-- start --

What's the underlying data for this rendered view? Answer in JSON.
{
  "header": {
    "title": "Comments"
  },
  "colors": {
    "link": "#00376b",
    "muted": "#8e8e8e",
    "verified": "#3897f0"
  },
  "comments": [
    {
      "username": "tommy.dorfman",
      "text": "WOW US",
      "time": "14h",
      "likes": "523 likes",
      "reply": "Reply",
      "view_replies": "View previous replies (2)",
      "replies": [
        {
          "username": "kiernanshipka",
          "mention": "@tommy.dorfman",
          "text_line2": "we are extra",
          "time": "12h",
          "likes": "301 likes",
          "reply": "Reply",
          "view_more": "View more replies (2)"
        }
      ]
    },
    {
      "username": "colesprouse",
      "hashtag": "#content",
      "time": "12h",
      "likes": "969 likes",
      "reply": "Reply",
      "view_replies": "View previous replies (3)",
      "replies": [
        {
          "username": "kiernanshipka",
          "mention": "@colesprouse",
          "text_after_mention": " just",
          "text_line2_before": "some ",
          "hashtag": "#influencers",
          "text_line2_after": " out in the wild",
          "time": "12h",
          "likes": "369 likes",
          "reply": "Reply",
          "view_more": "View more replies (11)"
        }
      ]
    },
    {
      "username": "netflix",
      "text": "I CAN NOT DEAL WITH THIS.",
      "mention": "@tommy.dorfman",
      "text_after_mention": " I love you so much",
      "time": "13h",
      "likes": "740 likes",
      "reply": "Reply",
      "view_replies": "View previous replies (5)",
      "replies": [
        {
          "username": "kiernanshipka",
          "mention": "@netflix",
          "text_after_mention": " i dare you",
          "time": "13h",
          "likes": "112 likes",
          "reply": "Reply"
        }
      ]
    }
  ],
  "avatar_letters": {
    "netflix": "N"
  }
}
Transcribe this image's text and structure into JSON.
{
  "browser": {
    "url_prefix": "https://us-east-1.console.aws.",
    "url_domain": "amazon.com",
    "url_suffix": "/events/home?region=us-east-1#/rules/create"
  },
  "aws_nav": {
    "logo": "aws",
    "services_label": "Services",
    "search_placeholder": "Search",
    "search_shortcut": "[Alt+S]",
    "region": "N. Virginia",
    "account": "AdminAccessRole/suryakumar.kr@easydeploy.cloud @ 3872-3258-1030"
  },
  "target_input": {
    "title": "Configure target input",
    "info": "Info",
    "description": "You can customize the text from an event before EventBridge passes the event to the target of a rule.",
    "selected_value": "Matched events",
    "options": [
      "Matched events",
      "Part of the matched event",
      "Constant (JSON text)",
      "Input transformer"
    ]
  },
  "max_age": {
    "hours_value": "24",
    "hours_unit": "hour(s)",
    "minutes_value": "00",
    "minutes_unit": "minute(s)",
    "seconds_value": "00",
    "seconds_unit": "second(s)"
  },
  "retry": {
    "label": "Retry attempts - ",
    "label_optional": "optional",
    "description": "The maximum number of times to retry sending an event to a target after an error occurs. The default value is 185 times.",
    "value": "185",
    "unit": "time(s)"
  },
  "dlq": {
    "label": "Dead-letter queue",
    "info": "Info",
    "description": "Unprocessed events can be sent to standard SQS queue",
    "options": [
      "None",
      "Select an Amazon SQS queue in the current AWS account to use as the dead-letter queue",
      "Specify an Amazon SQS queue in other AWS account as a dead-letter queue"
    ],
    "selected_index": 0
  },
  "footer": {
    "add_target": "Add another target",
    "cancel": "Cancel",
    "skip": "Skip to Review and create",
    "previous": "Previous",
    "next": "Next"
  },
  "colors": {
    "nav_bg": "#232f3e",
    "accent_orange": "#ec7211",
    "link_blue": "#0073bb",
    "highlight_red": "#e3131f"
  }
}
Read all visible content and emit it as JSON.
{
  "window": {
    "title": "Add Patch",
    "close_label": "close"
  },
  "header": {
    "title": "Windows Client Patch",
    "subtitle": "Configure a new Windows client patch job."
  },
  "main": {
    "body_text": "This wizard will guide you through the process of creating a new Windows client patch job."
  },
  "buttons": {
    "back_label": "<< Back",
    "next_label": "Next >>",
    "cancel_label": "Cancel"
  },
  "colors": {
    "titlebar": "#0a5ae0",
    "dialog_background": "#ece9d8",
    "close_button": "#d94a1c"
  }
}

-- end --

**Work to do:**
Give every line of the material again, exactly as it reads.

**Reply:**
What's the underlying data for this rendered view? Answer in JSON.
{
  "header": {
    "title": "Comments"
  },
  "colors": {
    "link": "#00376b",
    "muted": "#8e8e8e",
    "verified": "#3897f0"
  },
  "comments": [
    {
      "username": "tommy.dorfman",
      "text": "WOW US",
      "time": "14h",
      "likes": "523 likes",
      "reply": "Reply",
      "view_replies": "View previous replies (2)",
      "replies": [
        {
          "username": "kiernanshipka",
          "mention": "@tommy.dorfman",
          "text_line2": "we are extra",
          "time": "12h",
          "likes": "301 likes",
          "reply": "Reply",
          "view_more": "View more replies (2)"
        }
      ]
    },
    {
      "username": "colesprouse",
      "hashtag": "#content",
      "time": "12h",
      "likes": "969 likes",
      "reply": "Reply",
      "view_replies": "View previous replies (3)",
      "replies": [
        {
          "username": "kiernanshipka",
          "mention": "@colesprouse",
          "text_after_mention": " just",
          "text_line2_before": "some ",
          "hashtag": "#influencers",
          "text_line2_after": " out in the wild",
          "time": "12h",
          "likes": "369 likes",
          "reply": "Reply",
          "view_more": "View more replies (11)"
        }
      ]
    },
    {
      "username": "netflix",
      "text": "I CAN NOT DEAL WITH THIS.",
      "mention": "@tommy.dorfman",
      "text_after_mention": " I love you so much",
      "time": "13h",
      "likes": "740 likes",
      "reply": "Reply",
      "view_replies": "View previous replies (5)",
      "replies": [
        {
          "username": "kiernanshipka",
          "mention": "@netflix",
          "text_after_mention": " i dare you",
          "time": "13h",
          "likes": "112 likes",
          "reply": "Reply"
        }
      ]
    }
  ],
  "avatar_letters": {
    "netflix": "N"
  }
}
Transcribe this image's text and structure into JSON.
{
  "browser": {
    "url_prefix": "https://us-east-1.console.aws.",
    "url_domain": "amazon.com",
    "url_suffix": "/events/home?region=us-east-1#/rules/create"
  },
  "aws_nav": {
    "logo": "aws",
    "services_label": "Services",
    "search_placeholder": "Search",
    "search_shortcut": "[Alt+S]",
    "region": "N. Virginia",
    "account": "AdminAccessRole/suryakumar.kr@easydeploy.cloud @ 3872-3258-1030"
  },
  "target_input": {
    "title": "Configure target input",
    "info": "Info",
    "description": "You can customize the text from an event before EventBridge passes the event to the target of a rule.",
    "selected_value": "Matched events",
    "options": [
      "Matched events",
      "Part of the matched event",
      "Constant (JSON text)",
      "Input transformer"
    ]
  },
  "max_age": {
    "hours_value": "24",
    "hours_unit": "hour(s)",
    "minutes_value": "00",
    "minutes_unit": "minute(s)",
    "seconds_value": "00",
    "seconds_unit": "second(s)"
  },
  "retry": {
    "label": "Retry attempts - ",
    "label_optional": "optional",
    "description": "The maximum number of times to retry sending an event to a target after an error occurs. The default value is 185 times.",
    "value": "185",
    "unit": "time(s)"
  },
  "dlq": {
    "label": "Dead-letter queue",
    "info": "Info",
    "description": "Unprocessed events can be sent to standard SQS queue",
    "options": [
      "None",
      "Select an Amazon SQS queue in the current AWS account to use as the dead-letter queue",
      "Specify an Amazon SQS queue in other AWS account as a dead-letter queue"
    ],
    "selected_index": 0
  },
  "footer": {
    "add_target": "Add another target",
    "cancel": "Cancel",
    "skip": "Skip to Review and create",
    "previous": "Previous",
    "next": "Next"
  },
  "colors": {
    "nav_bg": "#232f3e",
    "accent_orange": "#ec7211",
    "link_blue": "#0073bb",
    "highlight_red": "#e3131f"
  }
}
Read all visible content and emit it as JSON.
{
  "window": {
    "title": "Add Patch",
    "close_label": "close"
  },
  "header": {
    "title": "Windows Client Patch",
    "subtitle": "Configure a new Windows client patch job."
  },
  "main": {
    "body_text": "This wizard will guide you through the process of creating a new Windows client patch job."
  },
  "buttons": {
    "back_label": "<< Back",
    "next_label": "Next >>",
    "cancel_label": "Cancel"
  },
  "colors": {
    "titlebar": "#0a5ae0",
    "dialog_background": "#ece9d8",
    "close_button": "#d94a1c"
  }
}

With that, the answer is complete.